What is the number of lines holding the word "Potential"? Write that number and nothing else.

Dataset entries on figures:
—————

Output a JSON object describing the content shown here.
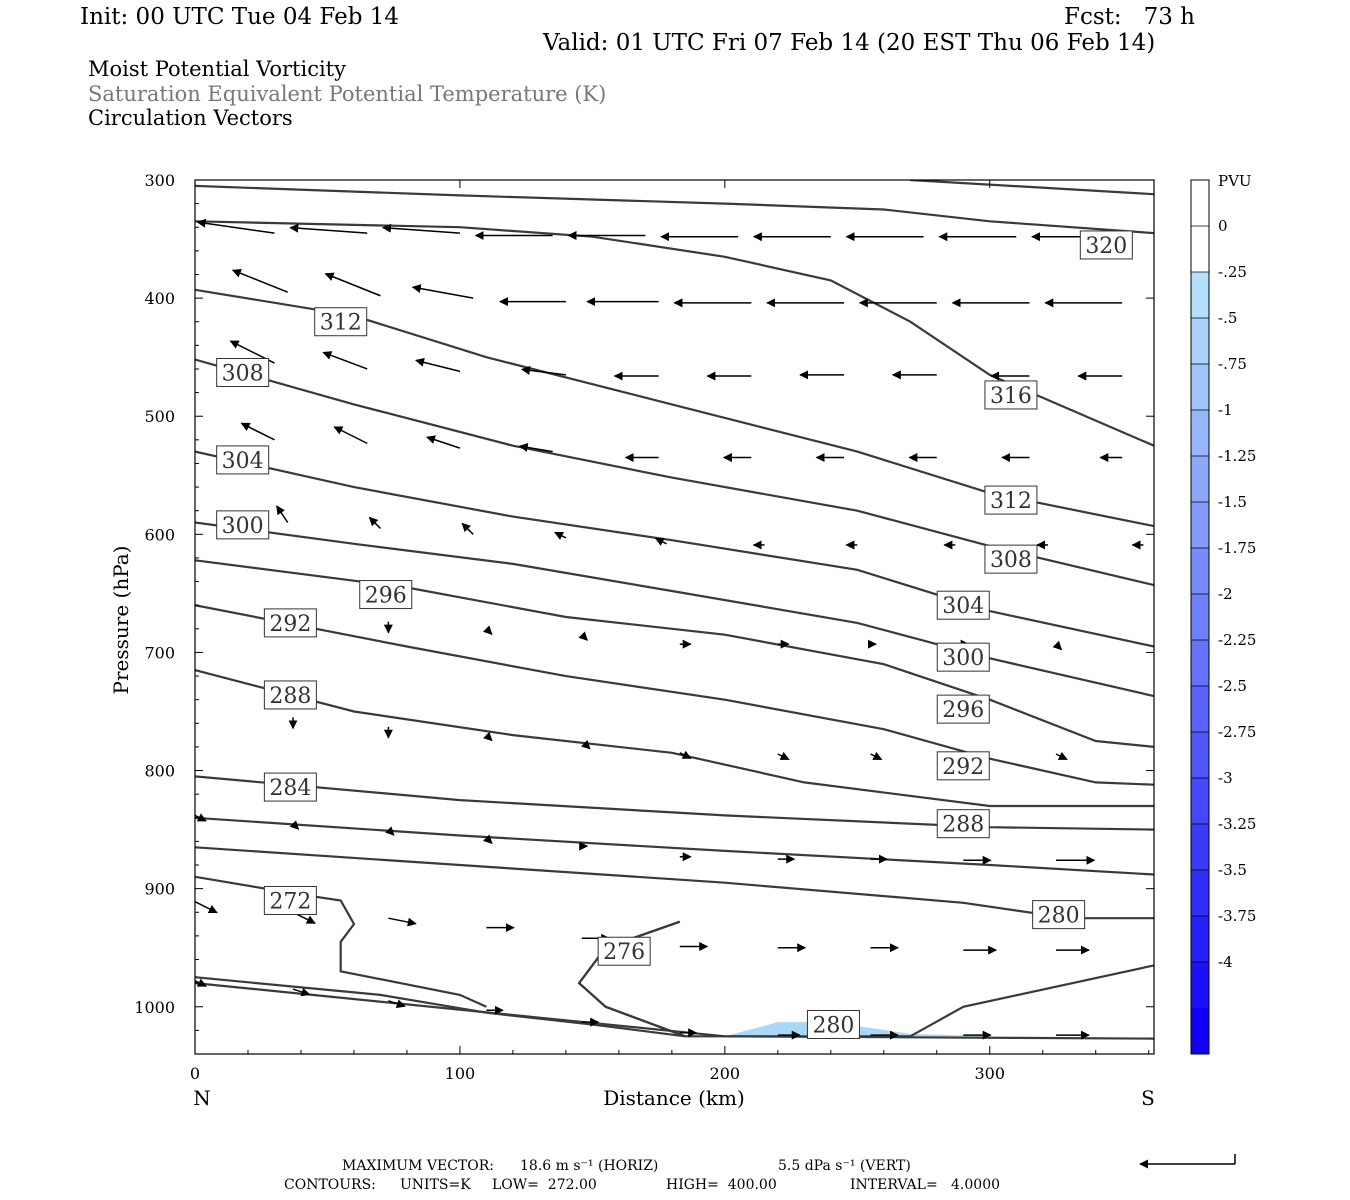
{
  "header": {
    "init": "Init: 00 UTC Tue 04 Feb 14",
    "fcst": "Fcst:   73 h",
    "valid": "Valid: 01 UTC Fri 07 Feb 14 (20 EST Thu 06 Feb 14)"
  },
  "legend": {
    "line1": "Moist Potential Vorticity",
    "line2": "Saturation Equivalent Potential Temperature (K)",
    "line3": "Circulation Vectors"
  },
  "footer": {
    "maxvec_label": "MAXIMUM VECTOR:",
    "horiz": "18.6 m s⁻¹ (HORIZ)",
    "vert": "5.5 dPa s⁻¹ (VERT)",
    "contours_label": "CONTOURS:",
    "units": "UNITS=K",
    "low": "LOW=  272.00",
    "high": "HIGH=  400.00",
    "interval": "INTERVAL=   4.0000"
  },
  "colors": {
    "contour": "#3a3a3a",
    "vector": "#000000",
    "pv_fill": "#a8d8f8"
  },
  "chart_data": {
    "type": "cross-section",
    "xlabel": "Distance (km)",
    "ylabel": "Pressure (hPa)",
    "x_ticks": [
      0,
      100,
      200,
      300
    ],
    "y_ticks": [
      300,
      400,
      500,
      600,
      700,
      800,
      900,
      1000
    ],
    "xlim": [
      0,
      362
    ],
    "ylim": [
      1040,
      300
    ],
    "end_labels": {
      "left": "N",
      "right": "S"
    },
    "colorbar": {
      "title": "PVU",
      "levels": [
        "0",
        "-.25",
        "-.5",
        "-.75",
        "-1",
        "-1.25",
        "-1.5",
        "-1.75",
        "-2",
        "-2.25",
        "-2.5",
        "-2.75",
        "-3",
        "-3.25",
        "-3.5",
        "-3.75",
        "-4"
      ],
      "colors": [
        "#ffffff",
        "#ffffff",
        "#b4e0fc",
        "#aad2fb",
        "#a0c5fb",
        "#96b7fb",
        "#8ca8fb",
        "#829bfb",
        "#778cfb",
        "#6d7ffb",
        "#6371fb",
        "#5963fb",
        "#4e55fb",
        "#4447fb",
        "#3a3afb",
        "#302cfb",
        "#251ffb",
        "#1a10fb",
        "#0f00fb"
      ]
    },
    "contours": [
      {
        "value": "",
        "points": [
          [
            270,
            300
          ],
          [
            362,
            312
          ]
        ]
      },
      {
        "value": "320",
        "points": [
          [
            0,
            305
          ],
          [
            100,
            313
          ],
          [
            200,
            320
          ],
          [
            260,
            325
          ],
          [
            300,
            335
          ],
          [
            362,
            345
          ]
        ]
      },
      {
        "value": "316",
        "points": [
          [
            0,
            335
          ],
          [
            100,
            340
          ],
          [
            150,
            348
          ],
          [
            200,
            365
          ],
          [
            240,
            385
          ],
          [
            270,
            420
          ],
          [
            300,
            465
          ],
          [
            362,
            525
          ]
        ]
      },
      {
        "value": "312",
        "points": [
          [
            0,
            393
          ],
          [
            60,
            415
          ],
          [
            110,
            450
          ],
          [
            180,
            490
          ],
          [
            250,
            530
          ],
          [
            300,
            565
          ],
          [
            362,
            593
          ]
        ]
      },
      {
        "value": "308",
        "points": [
          [
            0,
            452
          ],
          [
            60,
            490
          ],
          [
            120,
            525
          ],
          [
            180,
            552
          ],
          [
            250,
            580
          ],
          [
            300,
            610
          ],
          [
            362,
            643
          ]
        ]
      },
      {
        "value": "304",
        "points": [
          [
            0,
            530
          ],
          [
            60,
            560
          ],
          [
            120,
            585
          ],
          [
            180,
            605
          ],
          [
            250,
            630
          ],
          [
            300,
            665
          ],
          [
            362,
            695
          ]
        ]
      },
      {
        "value": "300",
        "points": [
          [
            0,
            590
          ],
          [
            60,
            608
          ],
          [
            120,
            625
          ],
          [
            180,
            648
          ],
          [
            250,
            675
          ],
          [
            300,
            705
          ],
          [
            362,
            737
          ]
        ]
      },
      {
        "value": "296",
        "points": [
          [
            0,
            622
          ],
          [
            80,
            645
          ],
          [
            140,
            670
          ],
          [
            200,
            685
          ],
          [
            260,
            710
          ],
          [
            300,
            740
          ],
          [
            340,
            775
          ],
          [
            362,
            780
          ]
        ]
      },
      {
        "value": "292",
        "points": [
          [
            0,
            660
          ],
          [
            80,
            695
          ],
          [
            140,
            720
          ],
          [
            200,
            740
          ],
          [
            260,
            765
          ],
          [
            300,
            790
          ],
          [
            340,
            810
          ],
          [
            362,
            812
          ]
        ]
      },
      {
        "value": "288",
        "points": [
          [
            0,
            715
          ],
          [
            60,
            750
          ],
          [
            120,
            770
          ],
          [
            180,
            785
          ],
          [
            230,
            810
          ],
          [
            300,
            830
          ],
          [
            362,
            830
          ]
        ]
      },
      {
        "value": "284",
        "points": [
          [
            0,
            805
          ],
          [
            100,
            825
          ],
          [
            200,
            838
          ],
          [
            300,
            848
          ],
          [
            362,
            850
          ]
        ]
      },
      {
        "value": "",
        "points": [
          [
            0,
            840
          ],
          [
            100,
            855
          ],
          [
            200,
            868
          ],
          [
            300,
            880
          ],
          [
            362,
            888
          ]
        ]
      },
      {
        "value": "280",
        "points": [
          [
            0,
            865
          ],
          [
            100,
            880
          ],
          [
            200,
            895
          ],
          [
            290,
            912
          ],
          [
            330,
            925
          ],
          [
            362,
            925
          ]
        ]
      },
      {
        "value": "272",
        "points": [
          [
            0,
            890
          ],
          [
            40,
            905
          ],
          [
            55,
            910
          ],
          [
            60,
            930
          ],
          [
            55,
            945
          ],
          [
            55,
            970
          ],
          [
            100,
            990
          ],
          [
            110,
            1000
          ]
        ]
      },
      {
        "value": "276",
        "points": [
          [
            0,
            975
          ],
          [
            70,
            990
          ],
          [
            110,
            1005
          ],
          [
            150,
            1015
          ],
          [
            185,
            1025
          ]
        ]
      },
      {
        "value": "",
        "points": [
          [
            183,
            928
          ],
          [
            155,
            950
          ],
          [
            145,
            980
          ],
          [
            155,
            1000
          ],
          [
            185,
            1025
          ]
        ]
      },
      {
        "value": "",
        "points": [
          [
            183,
            928
          ],
          [
            155,
            950
          ],
          [
            145,
            980
          ],
          [
            155,
            1000
          ],
          [
            185,
            1025
          ],
          [
            270,
            1025
          ],
          [
            290,
            1000
          ],
          [
            362,
            965
          ]
        ]
      },
      {
        "value": "",
        "points": [
          [
            0,
            980
          ],
          [
            200,
            1025
          ],
          [
            362,
            1027
          ]
        ]
      }
    ],
    "contour_labels": [
      {
        "text": "320",
        "x": 344,
        "y": 355
      },
      {
        "text": "312",
        "x": 55,
        "y": 420
      },
      {
        "text": "308",
        "x": 18,
        "y": 463
      },
      {
        "text": "316",
        "x": 308,
        "y": 482
      },
      {
        "text": "304",
        "x": 18,
        "y": 537
      },
      {
        "text": "312",
        "x": 308,
        "y": 571
      },
      {
        "text": "300",
        "x": 18,
        "y": 592
      },
      {
        "text": "308",
        "x": 308,
        "y": 621
      },
      {
        "text": "296",
        "x": 72,
        "y": 651
      },
      {
        "text": "304",
        "x": 290,
        "y": 660
      },
      {
        "text": "292",
        "x": 36,
        "y": 675
      },
      {
        "text": "300",
        "x": 290,
        "y": 704
      },
      {
        "text": "288",
        "x": 36,
        "y": 736
      },
      {
        "text": "296",
        "x": 290,
        "y": 748
      },
      {
        "text": "292",
        "x": 290,
        "y": 796
      },
      {
        "text": "284",
        "x": 36,
        "y": 814
      },
      {
        "text": "288",
        "x": 290,
        "y": 845
      },
      {
        "text": "272",
        "x": 36,
        "y": 910
      },
      {
        "text": "280",
        "x": 326,
        "y": 922
      },
      {
        "text": "276",
        "x": 162,
        "y": 953
      },
      {
        "text": "280",
        "x": 241,
        "y": 1015
      }
    ],
    "pv_region": [
      [
        200,
        1025
      ],
      [
        220,
        1013
      ],
      [
        240,
        1013
      ],
      [
        270,
        1023
      ],
      [
        300,
        1025
      ]
    ],
    "vectors": [
      {
        "x": 30,
        "y": 345,
        "u": -14,
        "v": 2
      },
      {
        "x": 65,
        "y": 345,
        "u": -14,
        "v": 1
      },
      {
        "x": 100,
        "y": 345,
        "u": -14,
        "v": 1
      },
      {
        "x": 135,
        "y": 347,
        "u": -14,
        "v": 0
      },
      {
        "x": 170,
        "y": 347,
        "u": -14,
        "v": 0
      },
      {
        "x": 205,
        "y": 348,
        "u": -14,
        "v": 0
      },
      {
        "x": 240,
        "y": 348,
        "u": -14,
        "v": 0
      },
      {
        "x": 275,
        "y": 348,
        "u": -14,
        "v": 0
      },
      {
        "x": 310,
        "y": 348,
        "u": -14,
        "v": 0
      },
      {
        "x": 345,
        "y": 348,
        "u": -14,
        "v": 0
      },
      {
        "x": 35,
        "y": 395,
        "u": -10,
        "v": 4
      },
      {
        "x": 70,
        "y": 398,
        "u": -10,
        "v": 4
      },
      {
        "x": 105,
        "y": 400,
        "u": -11,
        "v": 2
      },
      {
        "x": 140,
        "y": 403,
        "u": -12,
        "v": 0
      },
      {
        "x": 175,
        "y": 403,
        "u": -13,
        "v": 0
      },
      {
        "x": 210,
        "y": 404,
        "u": -14,
        "v": 0
      },
      {
        "x": 245,
        "y": 404,
        "u": -14,
        "v": 0
      },
      {
        "x": 280,
        "y": 404,
        "u": -14,
        "v": 0
      },
      {
        "x": 315,
        "y": 404,
        "u": -14,
        "v": 0
      },
      {
        "x": 350,
        "y": 404,
        "u": -14,
        "v": 0
      },
      {
        "x": 30,
        "y": 455,
        "u": -8,
        "v": 4
      },
      {
        "x": 65,
        "y": 460,
        "u": -8,
        "v": 3
      },
      {
        "x": 100,
        "y": 462,
        "u": -8,
        "v": 2
      },
      {
        "x": 140,
        "y": 465,
        "u": -8,
        "v": 1
      },
      {
        "x": 175,
        "y": 466,
        "u": -8,
        "v": 0
      },
      {
        "x": 210,
        "y": 466,
        "u": -8,
        "v": 0
      },
      {
        "x": 245,
        "y": 465,
        "u": -8,
        "v": 0
      },
      {
        "x": 280,
        "y": 465,
        "u": -8,
        "v": 0
      },
      {
        "x": 315,
        "y": 466,
        "u": -7,
        "v": 0
      },
      {
        "x": 350,
        "y": 466,
        "u": -8,
        "v": 0
      },
      {
        "x": 30,
        "y": 520,
        "u": -6,
        "v": 3
      },
      {
        "x": 65,
        "y": 523,
        "u": -6,
        "v": 3
      },
      {
        "x": 100,
        "y": 527,
        "u": -6,
        "v": 2
      },
      {
        "x": 135,
        "y": 530,
        "u": -6,
        "v": 1
      },
      {
        "x": 175,
        "y": 535,
        "u": -6,
        "v": 0
      },
      {
        "x": 210,
        "y": 535,
        "u": -5,
        "v": 0
      },
      {
        "x": 245,
        "y": 535,
        "u": -5,
        "v": 0
      },
      {
        "x": 280,
        "y": 535,
        "u": -5,
        "v": 0
      },
      {
        "x": 315,
        "y": 535,
        "u": -5,
        "v": 0
      },
      {
        "x": 350,
        "y": 535,
        "u": -4,
        "v": 0
      },
      {
        "x": 35,
        "y": 590,
        "u": -2,
        "v": 3
      },
      {
        "x": 70,
        "y": 595,
        "u": -2,
        "v": 2
      },
      {
        "x": 105,
        "y": 600,
        "u": -2,
        "v": 2
      },
      {
        "x": 140,
        "y": 603,
        "u": -2,
        "v": 1
      },
      {
        "x": 178,
        "y": 608,
        "u": -2,
        "v": 1
      },
      {
        "x": 215,
        "y": 609,
        "u": -2,
        "v": 0
      },
      {
        "x": 250,
        "y": 609,
        "u": -2,
        "v": 0
      },
      {
        "x": 287,
        "y": 609,
        "u": -2,
        "v": 0
      },
      {
        "x": 322,
        "y": 609,
        "u": -2,
        "v": 0
      },
      {
        "x": 358,
        "y": 609,
        "u": -2,
        "v": 0
      },
      {
        "x": 35,
        "y": 670,
        "u": 0,
        "v": -2
      },
      {
        "x": 73,
        "y": 674,
        "u": 0,
        "v": -2
      },
      {
        "x": 110,
        "y": 680,
        "u": 1,
        "v": -1
      },
      {
        "x": 146,
        "y": 685,
        "u": 1,
        "v": -1
      },
      {
        "x": 183,
        "y": 693,
        "u": 2,
        "v": 0
      },
      {
        "x": 220,
        "y": 693,
        "u": 2,
        "v": 0
      },
      {
        "x": 255,
        "y": 693,
        "u": 1,
        "v": 0
      },
      {
        "x": 290,
        "y": 693,
        "u": 1,
        "v": 0
      },
      {
        "x": 325,
        "y": 693,
        "u": 1,
        "v": -1
      },
      {
        "x": 37,
        "y": 755,
        "u": 0,
        "v": -2
      },
      {
        "x": 73,
        "y": 763,
        "u": 0,
        "v": -2
      },
      {
        "x": 110,
        "y": 770,
        "u": 1,
        "v": -1
      },
      {
        "x": 147,
        "y": 777,
        "u": 1,
        "v": -1
      },
      {
        "x": 183,
        "y": 785,
        "u": 2,
        "v": -1
      },
      {
        "x": 220,
        "y": 786,
        "u": 2,
        "v": -1
      },
      {
        "x": 255,
        "y": 786,
        "u": 2,
        "v": -1
      },
      {
        "x": 290,
        "y": 786,
        "u": 2,
        "v": -1
      },
      {
        "x": 325,
        "y": 786,
        "u": 2,
        "v": -1
      },
      {
        "x": 0,
        "y": 838,
        "u": 2,
        "v": -1
      },
      {
        "x": 37,
        "y": 845,
        "u": 1,
        "v": -1
      },
      {
        "x": 73,
        "y": 850,
        "u": 1,
        "v": -1
      },
      {
        "x": 110,
        "y": 857,
        "u": 1,
        "v": -1
      },
      {
        "x": 146,
        "y": 864,
        "u": 1,
        "v": 0
      },
      {
        "x": 183,
        "y": 873,
        "u": 2,
        "v": 0
      },
      {
        "x": 220,
        "y": 875,
        "u": 3,
        "v": 0
      },
      {
        "x": 255,
        "y": 875,
        "u": 3,
        "v": 0
      },
      {
        "x": 290,
        "y": 876,
        "u": 5,
        "v": 0
      },
      {
        "x": 325,
        "y": 876,
        "u": 7,
        "v": 0
      },
      {
        "x": 0,
        "y": 911,
        "u": 4,
        "v": -2
      },
      {
        "x": 37,
        "y": 920,
        "u": 4,
        "v": -2
      },
      {
        "x": 73,
        "y": 925,
        "u": 5,
        "v": -1
      },
      {
        "x": 110,
        "y": 933,
        "u": 5,
        "v": 0
      },
      {
        "x": 146,
        "y": 942,
        "u": 5,
        "v": 0
      },
      {
        "x": 183,
        "y": 949,
        "u": 5,
        "v": 0
      },
      {
        "x": 220,
        "y": 950,
        "u": 5,
        "v": 0
      },
      {
        "x": 255,
        "y": 950,
        "u": 5,
        "v": 0
      },
      {
        "x": 290,
        "y": 952,
        "u": 6,
        "v": 0
      },
      {
        "x": 325,
        "y": 952,
        "u": 6,
        "v": 0
      },
      {
        "x": 0,
        "y": 978,
        "u": 2,
        "v": -1
      },
      {
        "x": 37,
        "y": 985,
        "u": 3,
        "v": -1
      },
      {
        "x": 73,
        "y": 995,
        "u": 3,
        "v": -1
      },
      {
        "x": 110,
        "y": 1003,
        "u": 3,
        "v": 0
      },
      {
        "x": 146,
        "y": 1013,
        "u": 3,
        "v": 0
      },
      {
        "x": 183,
        "y": 1022,
        "u": 3,
        "v": 0
      },
      {
        "x": 220,
        "y": 1024,
        "u": 4,
        "v": 0
      },
      {
        "x": 255,
        "y": 1024,
        "u": 5,
        "v": 0
      },
      {
        "x": 290,
        "y": 1024,
        "u": 5,
        "v": 0
      },
      {
        "x": 325,
        "y": 1024,
        "u": 6,
        "v": 0
      }
    ]
  }
}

—————

• **WRITTEN ANSWER**: 2